Given instruction 1: Set down, word for word, the part of the passage about the broadcast news survey that opens with the words containing "In the newspaper" and closes with "about that year.".
═══
The columnist was calling from the Houston Chronicle: Had cutbacks in staffing at newspapers, radio, and television stations hampered coverage of disasters like Hurricane Ike, he wondered? Earlier that day, a professor in Virginia wanted to know how many fewer stations the big radio conglomerates owned now versus a year ago. The week before, a top 10 television executive wanted to know how much a morning anchor in that market should be paid. The Hartford Business Journal wanted to know whether it made sense for the local Fox affiliate to be expanding its news. The Baltimore Sun wondered about a station dropping its noon news in order to add a morning newscast.

I average a few calls – or e-mails – a week like that. I am the keeper of numbers for almost everything about local radio and television news in the United States. Even when I go on vacation, I carry a flash drive with the last 15 years of statistics. Just before I arrived at Hofstra in summer 2007, we were vacationing in London, England, when a reporter from The Washington Post called about the rise of women anchors in TV news. The resulting article was how many people at Hofstra learned I would be coming.

In the newspaper industry, statistics about employment, circulation and so on are gathered by a variety of organizations. In broadcast, the Radio- Television News Directors Association in Washington, D.C., has collected all the figures beginning in the early 1970s. I’m only the second person to oversee this, and I’ve been doing that research for the last 15 years ... now called the RTNDA/Hofstra University Annual Survey.

In the fourth quarter of every year, I mail, fax, call and e-mail every TV news director in the United States and a random sample of radio news directors. The data collected is released in a series of articles that cover station Web sites; salaries; women and minorities; news, staff and profitability – and everything else I may have asked about that year.

From there, the data appears in newspapers, magazines and books. It’s featured prominently in the annual State of the Media report produced by the Project for Excellence in Journalism. Google the survey at any given point, and you’ll find 800 to 1,000 references to it online. Sometimes more. Frequently, I’m surprised at where I see the data, and sometimes I’m surprised to see myself quoted by someone I never spoke to. That’s another story.
═══
Given instruction 2: Rewrite the records from their first line through the line containing "ordinal-suffix: th bbox=[76, 347, 84, 358]", changing "restriction" to "limitation" and leaving everything else in those lines as it is.

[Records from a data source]
═══
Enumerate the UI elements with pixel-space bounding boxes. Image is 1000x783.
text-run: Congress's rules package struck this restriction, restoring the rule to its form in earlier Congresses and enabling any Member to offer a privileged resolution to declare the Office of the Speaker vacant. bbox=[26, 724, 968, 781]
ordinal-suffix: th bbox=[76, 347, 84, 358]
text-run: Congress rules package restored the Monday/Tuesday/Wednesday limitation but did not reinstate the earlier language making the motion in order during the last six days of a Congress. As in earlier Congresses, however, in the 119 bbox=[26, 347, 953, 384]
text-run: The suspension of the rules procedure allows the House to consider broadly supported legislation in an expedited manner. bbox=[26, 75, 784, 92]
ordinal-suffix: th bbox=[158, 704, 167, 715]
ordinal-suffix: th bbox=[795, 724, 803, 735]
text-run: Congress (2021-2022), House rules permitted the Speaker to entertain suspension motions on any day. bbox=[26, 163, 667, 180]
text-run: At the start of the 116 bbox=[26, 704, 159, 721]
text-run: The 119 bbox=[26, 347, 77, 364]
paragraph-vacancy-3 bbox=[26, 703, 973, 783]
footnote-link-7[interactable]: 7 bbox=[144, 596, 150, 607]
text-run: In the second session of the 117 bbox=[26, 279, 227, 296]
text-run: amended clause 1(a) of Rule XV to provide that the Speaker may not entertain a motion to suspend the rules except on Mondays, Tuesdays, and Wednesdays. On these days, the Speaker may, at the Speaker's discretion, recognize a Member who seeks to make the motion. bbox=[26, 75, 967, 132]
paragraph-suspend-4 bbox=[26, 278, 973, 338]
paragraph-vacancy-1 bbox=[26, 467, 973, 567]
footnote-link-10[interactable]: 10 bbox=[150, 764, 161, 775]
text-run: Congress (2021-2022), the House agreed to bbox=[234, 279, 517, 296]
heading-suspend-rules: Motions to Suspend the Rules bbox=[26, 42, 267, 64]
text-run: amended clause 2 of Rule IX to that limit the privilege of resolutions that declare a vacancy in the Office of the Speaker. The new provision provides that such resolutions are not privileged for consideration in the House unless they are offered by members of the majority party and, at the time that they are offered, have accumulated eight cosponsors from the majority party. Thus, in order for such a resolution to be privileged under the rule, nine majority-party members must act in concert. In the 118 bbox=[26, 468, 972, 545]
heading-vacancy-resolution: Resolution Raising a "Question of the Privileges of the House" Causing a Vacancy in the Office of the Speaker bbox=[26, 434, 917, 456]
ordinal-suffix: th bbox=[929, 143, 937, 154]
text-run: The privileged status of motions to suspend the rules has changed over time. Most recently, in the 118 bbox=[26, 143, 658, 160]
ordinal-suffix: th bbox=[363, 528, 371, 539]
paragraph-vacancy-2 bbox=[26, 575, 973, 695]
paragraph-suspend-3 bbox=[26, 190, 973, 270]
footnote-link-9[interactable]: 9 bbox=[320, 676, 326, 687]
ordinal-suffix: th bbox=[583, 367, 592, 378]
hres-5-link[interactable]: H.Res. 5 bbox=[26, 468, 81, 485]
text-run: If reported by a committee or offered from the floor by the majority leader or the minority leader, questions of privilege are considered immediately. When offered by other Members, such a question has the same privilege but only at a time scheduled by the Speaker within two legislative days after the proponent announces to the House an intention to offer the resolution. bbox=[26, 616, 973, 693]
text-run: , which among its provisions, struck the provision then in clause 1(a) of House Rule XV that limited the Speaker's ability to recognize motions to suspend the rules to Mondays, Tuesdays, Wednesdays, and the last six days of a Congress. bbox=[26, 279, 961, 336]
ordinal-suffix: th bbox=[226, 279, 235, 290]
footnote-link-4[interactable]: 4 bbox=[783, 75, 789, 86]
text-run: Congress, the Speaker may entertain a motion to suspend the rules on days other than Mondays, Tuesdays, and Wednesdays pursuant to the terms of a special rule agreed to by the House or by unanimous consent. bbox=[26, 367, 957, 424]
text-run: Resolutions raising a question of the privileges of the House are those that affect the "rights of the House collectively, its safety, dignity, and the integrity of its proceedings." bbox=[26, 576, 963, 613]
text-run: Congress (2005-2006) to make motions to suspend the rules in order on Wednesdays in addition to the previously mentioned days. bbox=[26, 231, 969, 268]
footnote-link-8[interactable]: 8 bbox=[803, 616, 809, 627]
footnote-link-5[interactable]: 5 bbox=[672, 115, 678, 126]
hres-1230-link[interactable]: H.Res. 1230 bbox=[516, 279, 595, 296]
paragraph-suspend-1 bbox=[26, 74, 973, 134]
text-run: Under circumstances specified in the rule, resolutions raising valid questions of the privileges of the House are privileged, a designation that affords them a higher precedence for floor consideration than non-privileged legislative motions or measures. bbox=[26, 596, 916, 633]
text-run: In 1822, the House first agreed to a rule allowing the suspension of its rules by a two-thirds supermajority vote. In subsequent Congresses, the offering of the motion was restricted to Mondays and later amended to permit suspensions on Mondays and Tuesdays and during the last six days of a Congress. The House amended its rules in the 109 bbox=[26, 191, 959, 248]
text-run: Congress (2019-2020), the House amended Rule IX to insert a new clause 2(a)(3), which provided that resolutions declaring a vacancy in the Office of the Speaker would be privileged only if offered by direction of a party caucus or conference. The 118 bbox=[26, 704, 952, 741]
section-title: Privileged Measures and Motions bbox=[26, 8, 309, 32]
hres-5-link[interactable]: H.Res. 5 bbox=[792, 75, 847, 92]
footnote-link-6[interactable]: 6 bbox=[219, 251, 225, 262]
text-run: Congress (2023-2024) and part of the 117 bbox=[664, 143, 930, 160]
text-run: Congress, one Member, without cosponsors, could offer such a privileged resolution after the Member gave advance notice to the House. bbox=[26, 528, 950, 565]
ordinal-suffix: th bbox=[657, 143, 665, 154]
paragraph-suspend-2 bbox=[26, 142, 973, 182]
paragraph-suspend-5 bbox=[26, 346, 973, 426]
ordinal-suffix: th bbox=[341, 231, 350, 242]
═══
Full solution 1:
In the newspaper industry, statistics about employment, circulation and so on are gathered by a variety of organizations. In broadcast, the Radio- Television News Directors Association in Washington, D.C., has collected all the figures beginning in the early 1970s. I’m only the second person to oversee this, and I’ve been doing that research for the last 15 years ... now called the RTNDA/Hofstra University Annual Survey.

In the fourth quarter of every year, I mail, fax, call and e-mail every TV news director in the United States and a random sample of radio news directors. The data collected is released in a series of articles that cover station Web sites; salaries; women and minorities; news, staff and profitability – and everything else I may have asked about that year.

Full solution 2:
Enumerate the UI elements with pixel-space bounding boxes. Image is 1000x783.
text-run: Congress's rules package struck this limitation, restoring the rule to its form in earlier Congresses and enabling any Member to offer a privileged resolution to declare the Office of the Speaker vacant. bbox=[26, 724, 968, 781]
ordinal-suffix: th bbox=[76, 347, 84, 358]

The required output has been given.